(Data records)

-- Start --

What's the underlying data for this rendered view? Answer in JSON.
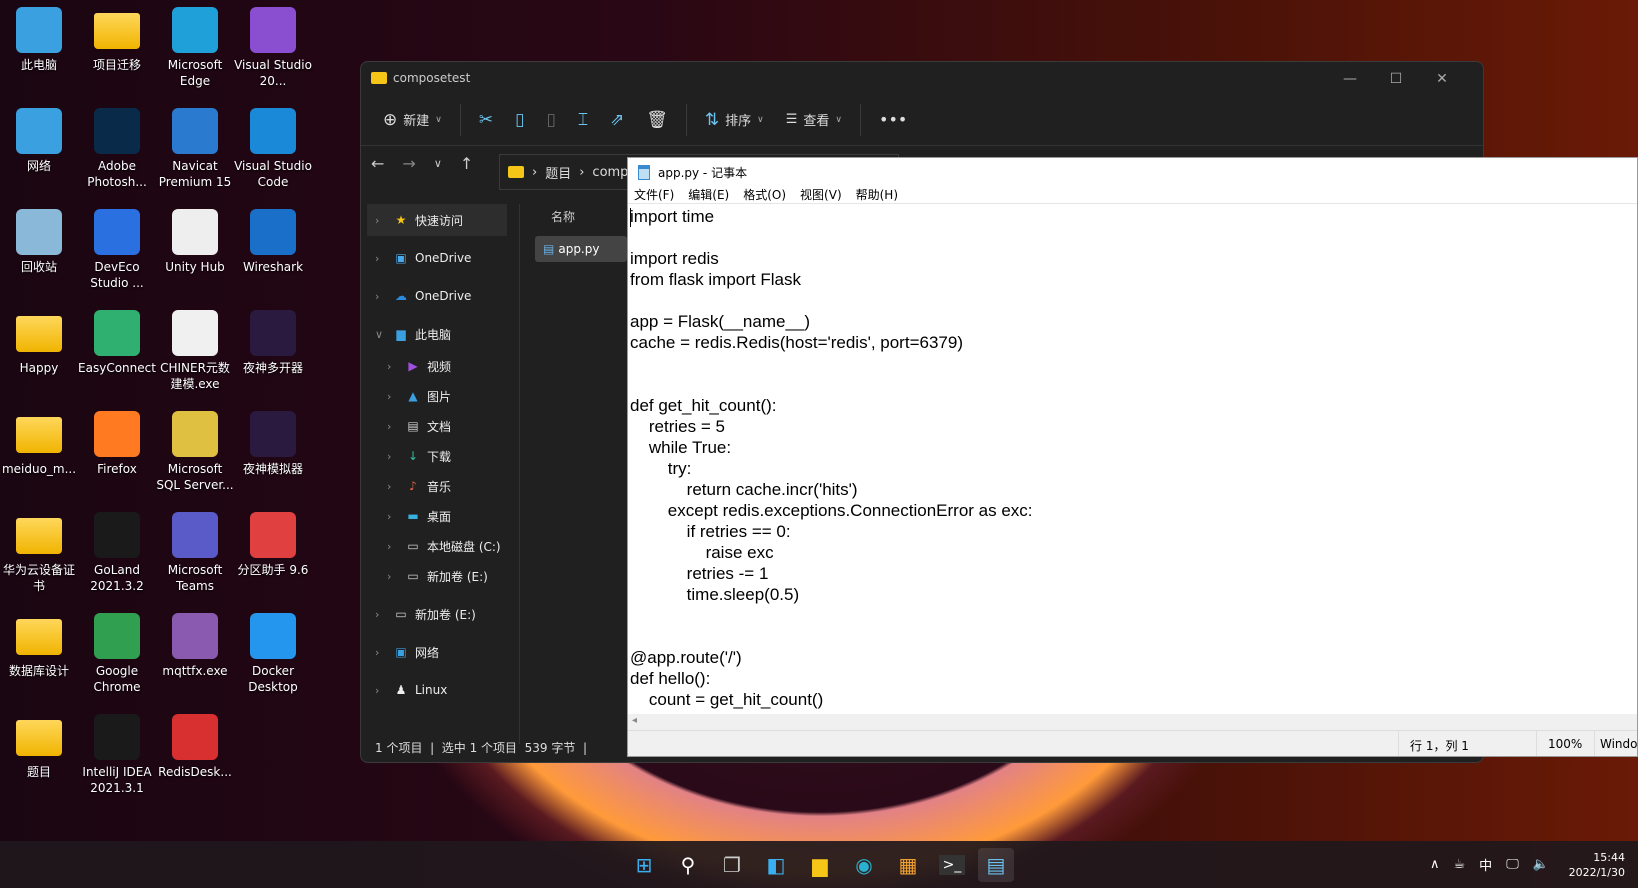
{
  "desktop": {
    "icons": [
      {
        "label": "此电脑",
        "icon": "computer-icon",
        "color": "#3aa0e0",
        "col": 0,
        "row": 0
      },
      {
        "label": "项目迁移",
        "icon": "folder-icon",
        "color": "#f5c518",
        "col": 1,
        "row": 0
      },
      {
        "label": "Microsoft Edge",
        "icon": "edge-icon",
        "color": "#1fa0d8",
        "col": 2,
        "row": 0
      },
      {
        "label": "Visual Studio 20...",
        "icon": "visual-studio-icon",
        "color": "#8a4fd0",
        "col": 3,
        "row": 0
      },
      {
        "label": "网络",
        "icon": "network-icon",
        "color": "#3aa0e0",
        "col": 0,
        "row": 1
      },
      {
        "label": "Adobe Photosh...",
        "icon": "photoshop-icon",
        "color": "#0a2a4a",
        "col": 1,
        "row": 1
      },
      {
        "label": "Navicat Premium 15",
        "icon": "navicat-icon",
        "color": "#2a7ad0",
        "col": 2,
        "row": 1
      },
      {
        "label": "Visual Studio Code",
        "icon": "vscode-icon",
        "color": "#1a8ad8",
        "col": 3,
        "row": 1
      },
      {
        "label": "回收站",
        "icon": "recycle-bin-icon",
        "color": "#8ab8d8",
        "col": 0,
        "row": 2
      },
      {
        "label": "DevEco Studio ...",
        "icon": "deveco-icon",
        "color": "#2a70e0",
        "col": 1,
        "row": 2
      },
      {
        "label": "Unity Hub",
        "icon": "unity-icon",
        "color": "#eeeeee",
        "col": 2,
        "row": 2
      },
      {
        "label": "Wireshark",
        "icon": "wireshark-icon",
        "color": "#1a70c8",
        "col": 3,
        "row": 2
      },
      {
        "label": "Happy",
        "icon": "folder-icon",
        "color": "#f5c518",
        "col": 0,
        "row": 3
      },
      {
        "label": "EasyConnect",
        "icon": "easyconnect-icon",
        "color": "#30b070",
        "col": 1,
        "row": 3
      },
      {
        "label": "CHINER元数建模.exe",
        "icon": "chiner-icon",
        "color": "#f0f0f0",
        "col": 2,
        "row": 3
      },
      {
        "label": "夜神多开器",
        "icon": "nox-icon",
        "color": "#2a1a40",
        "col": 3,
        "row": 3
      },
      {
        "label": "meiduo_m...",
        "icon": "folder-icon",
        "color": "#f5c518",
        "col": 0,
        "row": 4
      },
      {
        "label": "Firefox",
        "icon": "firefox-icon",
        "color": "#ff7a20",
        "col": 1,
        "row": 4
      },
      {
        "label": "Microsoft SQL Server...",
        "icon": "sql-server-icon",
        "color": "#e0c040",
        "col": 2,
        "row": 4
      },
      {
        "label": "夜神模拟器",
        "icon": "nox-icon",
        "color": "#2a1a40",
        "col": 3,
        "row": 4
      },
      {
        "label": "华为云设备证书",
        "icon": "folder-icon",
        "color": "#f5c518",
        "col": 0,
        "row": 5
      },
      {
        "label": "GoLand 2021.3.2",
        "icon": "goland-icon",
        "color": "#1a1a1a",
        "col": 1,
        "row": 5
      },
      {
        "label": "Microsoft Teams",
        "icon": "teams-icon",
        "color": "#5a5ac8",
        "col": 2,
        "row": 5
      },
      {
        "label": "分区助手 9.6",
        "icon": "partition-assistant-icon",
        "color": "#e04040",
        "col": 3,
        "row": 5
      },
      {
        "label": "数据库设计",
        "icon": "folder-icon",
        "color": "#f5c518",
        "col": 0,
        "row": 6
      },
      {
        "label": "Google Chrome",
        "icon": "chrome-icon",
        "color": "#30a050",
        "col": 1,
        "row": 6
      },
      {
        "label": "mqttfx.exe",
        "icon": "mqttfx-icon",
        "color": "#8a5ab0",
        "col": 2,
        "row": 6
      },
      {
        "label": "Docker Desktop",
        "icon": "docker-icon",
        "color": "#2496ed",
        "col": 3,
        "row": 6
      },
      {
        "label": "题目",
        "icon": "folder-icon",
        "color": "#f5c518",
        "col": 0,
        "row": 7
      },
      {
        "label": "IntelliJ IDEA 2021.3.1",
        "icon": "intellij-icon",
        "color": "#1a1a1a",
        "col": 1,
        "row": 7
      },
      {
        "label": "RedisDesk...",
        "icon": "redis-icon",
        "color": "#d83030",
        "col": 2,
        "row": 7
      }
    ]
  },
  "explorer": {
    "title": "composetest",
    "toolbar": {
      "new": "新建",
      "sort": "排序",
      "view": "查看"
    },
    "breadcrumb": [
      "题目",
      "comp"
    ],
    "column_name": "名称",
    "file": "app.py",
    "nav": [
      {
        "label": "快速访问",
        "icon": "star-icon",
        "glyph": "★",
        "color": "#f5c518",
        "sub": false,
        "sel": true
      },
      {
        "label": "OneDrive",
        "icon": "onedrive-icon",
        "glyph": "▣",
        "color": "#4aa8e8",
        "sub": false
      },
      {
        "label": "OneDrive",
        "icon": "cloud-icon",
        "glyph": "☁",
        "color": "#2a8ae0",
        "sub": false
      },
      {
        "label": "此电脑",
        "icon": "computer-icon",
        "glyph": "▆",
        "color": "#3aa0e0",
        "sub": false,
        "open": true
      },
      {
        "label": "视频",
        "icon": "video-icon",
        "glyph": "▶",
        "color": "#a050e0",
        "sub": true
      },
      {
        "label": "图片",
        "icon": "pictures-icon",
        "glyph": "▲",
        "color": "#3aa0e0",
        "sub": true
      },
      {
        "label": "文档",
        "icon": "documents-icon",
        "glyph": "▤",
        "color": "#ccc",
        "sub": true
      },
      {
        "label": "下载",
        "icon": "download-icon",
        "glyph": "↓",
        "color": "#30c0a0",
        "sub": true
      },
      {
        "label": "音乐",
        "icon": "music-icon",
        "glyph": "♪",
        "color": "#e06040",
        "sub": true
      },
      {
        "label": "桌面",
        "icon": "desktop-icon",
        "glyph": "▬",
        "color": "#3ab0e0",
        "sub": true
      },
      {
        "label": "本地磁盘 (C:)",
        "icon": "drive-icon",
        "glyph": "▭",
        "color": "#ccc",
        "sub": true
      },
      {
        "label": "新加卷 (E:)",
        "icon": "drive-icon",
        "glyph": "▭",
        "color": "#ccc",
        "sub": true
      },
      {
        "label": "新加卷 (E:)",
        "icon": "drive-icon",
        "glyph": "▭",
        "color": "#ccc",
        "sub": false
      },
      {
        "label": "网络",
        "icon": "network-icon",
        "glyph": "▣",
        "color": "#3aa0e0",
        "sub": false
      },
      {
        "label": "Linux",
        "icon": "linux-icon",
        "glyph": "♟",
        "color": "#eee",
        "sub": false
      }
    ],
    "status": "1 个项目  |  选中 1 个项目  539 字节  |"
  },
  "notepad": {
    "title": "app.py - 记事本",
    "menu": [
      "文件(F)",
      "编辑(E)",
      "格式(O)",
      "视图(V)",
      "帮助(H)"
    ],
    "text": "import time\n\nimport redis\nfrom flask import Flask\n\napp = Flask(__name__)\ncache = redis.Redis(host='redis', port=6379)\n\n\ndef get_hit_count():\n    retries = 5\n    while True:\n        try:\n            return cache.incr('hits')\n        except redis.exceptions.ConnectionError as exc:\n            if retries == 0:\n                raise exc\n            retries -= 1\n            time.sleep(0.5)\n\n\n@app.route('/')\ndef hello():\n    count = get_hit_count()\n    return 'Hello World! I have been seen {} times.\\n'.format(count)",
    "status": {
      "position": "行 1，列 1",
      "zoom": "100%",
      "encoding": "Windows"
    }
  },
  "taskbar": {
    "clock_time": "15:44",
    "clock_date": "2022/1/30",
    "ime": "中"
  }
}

-- End --

**Written problem**
Take the data above and repeat it exactly, leaving each picture out.

**Correct response**
What's the underlying data for this rendered view? Answer in JSON.
{
  "desktop": {
    "icons": [
      {
        "label": "此电脑",
        "icon": "computer-icon",
        "color": "#3aa0e0",
        "col": 0,
        "row": 0
      },
      {
        "label": "项目迁移",
        "icon": "folder-icon",
        "color": "#f5c518",
        "col": 1,
        "row": 0
      },
      {
        "label": "Microsoft Edge",
        "icon": "edge-icon",
        "color": "#1fa0d8",
        "col": 2,
        "row": 0
      },
      {
        "label": "Visual Studio 20...",
        "icon": "visual-studio-icon",
        "color": "#8a4fd0",
        "col": 3,
        "row": 0
      },
      {
        "label": "网络",
        "icon": "network-icon",
        "color": "#3aa0e0",
        "col": 0,
        "row": 1
      },
      {
        "label": "Adobe Photosh...",
        "icon": "photoshop-icon",
        "color": "#0a2a4a",
        "col": 1,
        "row": 1
      },
      {
        "label": "Navicat Premium 15",
        "icon": "navicat-icon",
        "color": "#2a7ad0",
        "col": 2,
        "row": 1
      },
      {
        "label": "Visual Studio Code",
        "icon": "vscode-icon",
        "color": "#1a8ad8",
        "col": 3,
        "row": 1
      },
      {
        "label": "回收站",
        "icon": "recycle-bin-icon",
        "color": "#8ab8d8",
        "col": 0,
        "row": 2
      },
      {
        "label": "DevEco Studio ...",
        "icon": "deveco-icon",
        "color": "#2a70e0",
        "col": 1,
        "row": 2
      },
      {
        "label": "Unity Hub",
        "icon": "unity-icon",
        "color": "#eeeeee",
        "col": 2,
        "row": 2
      },
      {
        "label": "Wireshark",
        "icon": "wireshark-icon",
        "color": "#1a70c8",
        "col": 3,
        "row": 2
      },
      {
        "label": "Happy",
        "icon": "folder-icon",
        "color": "#f5c518",
        "col": 0,
        "row": 3
      },
      {
        "label": "EasyConnect",
        "icon": "easyconnect-icon",
        "color": "#30b070",
        "col": 1,
        "row": 3
      },
      {
        "label": "CHINER元数建模.exe",
        "icon": "chiner-icon",
        "color": "#f0f0f0",
        "col": 2,
        "row": 3
      },
      {
        "label": "夜神多开器",
        "icon": "nox-icon",
        "color": "#2a1a40",
        "col": 3,
        "row": 3
      },
      {
        "label": "meiduo_m...",
        "icon": "folder-icon",
        "color": "#f5c518",
        "col": 0,
        "row": 4
      },
      {
        "label": "Firefox",
        "icon": "firefox-icon",
        "color": "#ff7a20",
        "col": 1,
        "row": 4
      },
      {
        "label": "Microsoft SQL Server...",
        "icon": "sql-server-icon",
        "color": "#e0c040",
        "col": 2,
        "row": 4
      },
      {
        "label": "夜神模拟器",
        "icon": "nox-icon",
        "color": "#2a1a40",
        "col": 3,
        "row": 4
      },
      {
        "label": "华为云设备证书",
        "icon": "folder-icon",
        "color": "#f5c518",
        "col": 0,
        "row": 5
      },
      {
        "label": "GoLand 2021.3.2",
        "icon": "goland-icon",
        "color": "#1a1a1a",
        "col": 1,
        "row": 5
      },
      {
        "label": "Microsoft Teams",
        "icon": "teams-icon",
        "color": "#5a5ac8",
        "col": 2,
        "row": 5
      },
      {
        "label": "分区助手 9.6",
        "icon": "partition-assistant-icon",
        "color": "#e04040",
        "col": 3,
        "row": 5
      },
      {
        "label": "数据库设计",
        "icon": "folder-icon",
        "color": "#f5c518",
        "col": 0,
        "row": 6
      },
      {
        "label": "Google Chrome",
        "icon": "chrome-icon",
        "color": "#30a050",
        "col": 1,
        "row": 6
      },
      {
        "label": "mqttfx.exe",
        "icon": "mqttfx-icon",
        "color": "#8a5ab0",
        "col": 2,
        "row": 6
      },
      {
        "label": "Docker Desktop",
        "icon": "docker-icon",
        "color": "#2496ed",
        "col": 3,
        "row": 6
      },
      {
        "label": "题目",
        "icon": "folder-icon",
        "color": "#f5c518",
        "col": 0,
        "row": 7
      },
      {
        "label": "IntelliJ IDEA 2021.3.1",
        "icon": "intellij-icon",
        "color": "#1a1a1a",
        "col": 1,
        "row": 7
      },
      {
        "label": "RedisDesk...",
        "icon": "redis-icon",
        "color": "#d83030",
        "col": 2,
        "row": 7
      }
    ]
  },
  "explorer": {
    "title": "composetest",
    "toolbar": {
      "new": "新建",
      "sort": "排序",
      "view": "查看"
    },
    "breadcrumb": [
      "题目",
      "comp"
    ],
    "column_name": "名称",
    "file": "app.py",
    "nav": [
      {
        "label": "快速访问",
        "icon": "star-icon",
        "glyph": "★",
        "color": "#f5c518",
        "sub": false,
        "sel": true
      },
      {
        "label": "OneDrive",
        "icon": "onedrive-icon",
        "glyph": "▣",
        "color": "#4aa8e8",
        "sub": false
      },
      {
        "label": "OneDrive",
        "icon": "cloud-icon",
        "glyph": "☁",
        "color": "#2a8ae0",
        "sub": false
      },
      {
        "label": "此电脑",
        "icon": "computer-icon",
        "glyph": "▆",
        "color": "#3aa0e0",
        "sub": false,
        "open": true
      },
      {
        "label": "视频",
        "icon": "video-icon",
        "glyph": "▶",
        "color": "#a050e0",
        "sub": true
      },
      {
        "label": "图片",
        "icon": "pictures-icon",
        "glyph": "▲",
        "color": "#3aa0e0",
        "sub": true
      },
      {
        "label": "文档",
        "icon": "documents-icon",
        "glyph": "▤",
        "color": "#ccc",
        "sub": true
      },
      {
        "label": "下载",
        "icon": "download-icon",
        "glyph": "↓",
        "color": "#30c0a0",
        "sub": true
      },
      {
        "label": "音乐",
        "icon": "music-icon",
        "glyph": "♪",
        "color": "#e06040",
        "sub": true
      },
      {
        "label": "桌面",
        "icon": "desktop-icon",
        "glyph": "▬",
        "color": "#3ab0e0",
        "sub": true
      },
      {
        "label": "本地磁盘 (C:)",
        "icon": "drive-icon",
        "glyph": "▭",
        "color": "#ccc",
        "sub": true
      },
      {
        "label": "新加卷 (E:)",
        "icon": "drive-icon",
        "glyph": "▭",
        "color": "#ccc",
        "sub": true
      },
      {
        "label": "新加卷 (E:)",
        "icon": "drive-icon",
        "glyph": "▭",
        "color": "#ccc",
        "sub": false
      },
      {
        "label": "网络",
        "icon": "network-icon",
        "glyph": "▣",
        "color": "#3aa0e0",
        "sub": false
      },
      {
        "label": "Linux",
        "icon": "linux-icon",
        "glyph": "♟",
        "color": "#eee",
        "sub": false
      }
    ],
    "status": "1 个项目  |  选中 1 个项目  539 字节  |"
  },
  "notepad": {
    "title": "app.py - 记事本",
    "menu": [
      "文件(F)",
      "编辑(E)",
      "格式(O)",
      "视图(V)",
      "帮助(H)"
    ],
    "text": "import time\n\nimport redis\nfrom flask import Flask\n\napp = Flask(__name__)\ncache = redis.Redis(host='redis', port=6379)\n\n\ndef get_hit_count():\n    retries = 5\n    while True:\n        try:\n            return cache.incr('hits')\n        except redis.exceptions.ConnectionError as exc:\n            if retries == 0:\n                raise exc\n            retries -= 1\n            time.sleep(0.5)\n\n\n@app.route('/')\ndef hello():\n    count = get_hit_count()\n    return 'Hello World! I have been seen {} times.\\n'.format(count)",
    "status": {
      "position": "行 1，列 1",
      "zoom": "100%",
      "encoding": "Windows"
    }
  },
  "taskbar": {
    "clock_time": "15:44",
    "clock_date": "2022/1/30",
    "ime": "中"
  }
}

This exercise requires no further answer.